| EXERCISE TASK |
Exclude images, then output the remaining data verbatim.

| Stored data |
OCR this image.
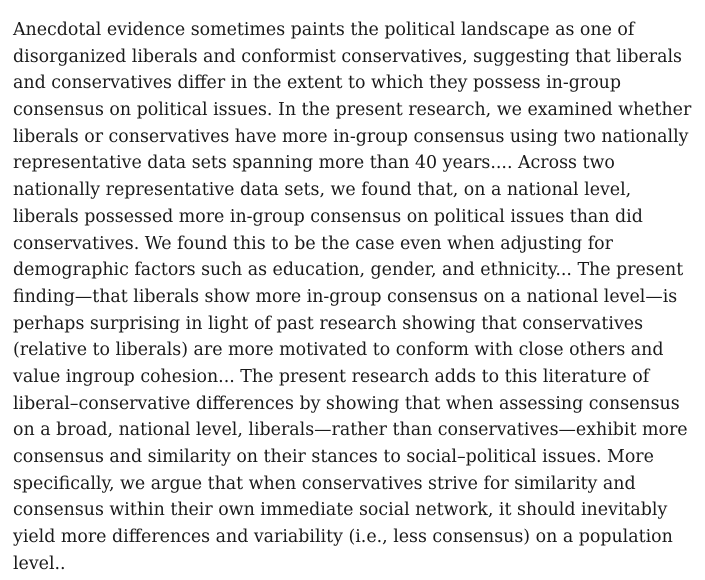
Anecdotal evidence sometimes paints the political landscape as one of
disorganized liberals and conformist conservatives, suggesting that liberals
and conservatives differ in the extent to which they possess in-group
consensus on political issues. In the present research, we examined whether
liberals or conservatives have more in-group consensus using two nationally
representative data sets spanning more than 40 years.... Across two
nationally representative data sets, we found that, on a national level,
liberals possessed more in-group consensus on political issues than did
conservatives. We found this to be the case even when adjusting for
demographic factors such as education, gender, and ethnicity... The present
finding—that liberals show more in-group consensus on a national level—is
perhaps surprising in light of past research showing that conservatives
(relative to liberals) are more motivated to conform with close others and
value ingroup cohesion... The present research adds to this literature of
liberal–conservative differences by showing that when assessing consensus
on a broad, national level, liberals—rather than conservatives—exhibit more
consensus and similarity on their stances to social–political issues. More
specifically, we argue that when conservatives strive for similarity and
consensus within their own immediate social network, it should inevitably
yield more differences and variability (i.e., less consensus) on a population
level..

| THE RESULT |
OCR this image.
Anecdotal evidence sometimes paints the political landscape as one of
disorganized liberals and conformist conservatives, suggesting that liberals
and conservatives differ in the extent to which they possess in-group
consensus on political issues. In the present research, we examined whether
liberals or conservatives have more in-group consensus using two nationally
representative data sets spanning more than 40 years.... Across two
nationally representative data sets, we found that, on a national level,
liberals possessed more in-group consensus on political issues than did
conservatives. We found this to be the case even when adjusting for
demographic factors such as education, gender, and ethnicity... The present
finding—that liberals show more in-group consensus on a national level—is
perhaps surprising in light of past research showing that conservatives
(relative to liberals) are more motivated to conform with close others and
value ingroup cohesion... The present research adds to this literature of
liberal–conservative differences by showing that when assessing consensus
on a broad, national level, liberals—rather than conservatives—exhibit more
consensus and similarity on their stances to social–political issues. More
specifically, we argue that when conservatives strive for similarity and
consensus within their own immediate social network, it should inevitably
yield more differences and variability (i.e., less consensus) on a population
level..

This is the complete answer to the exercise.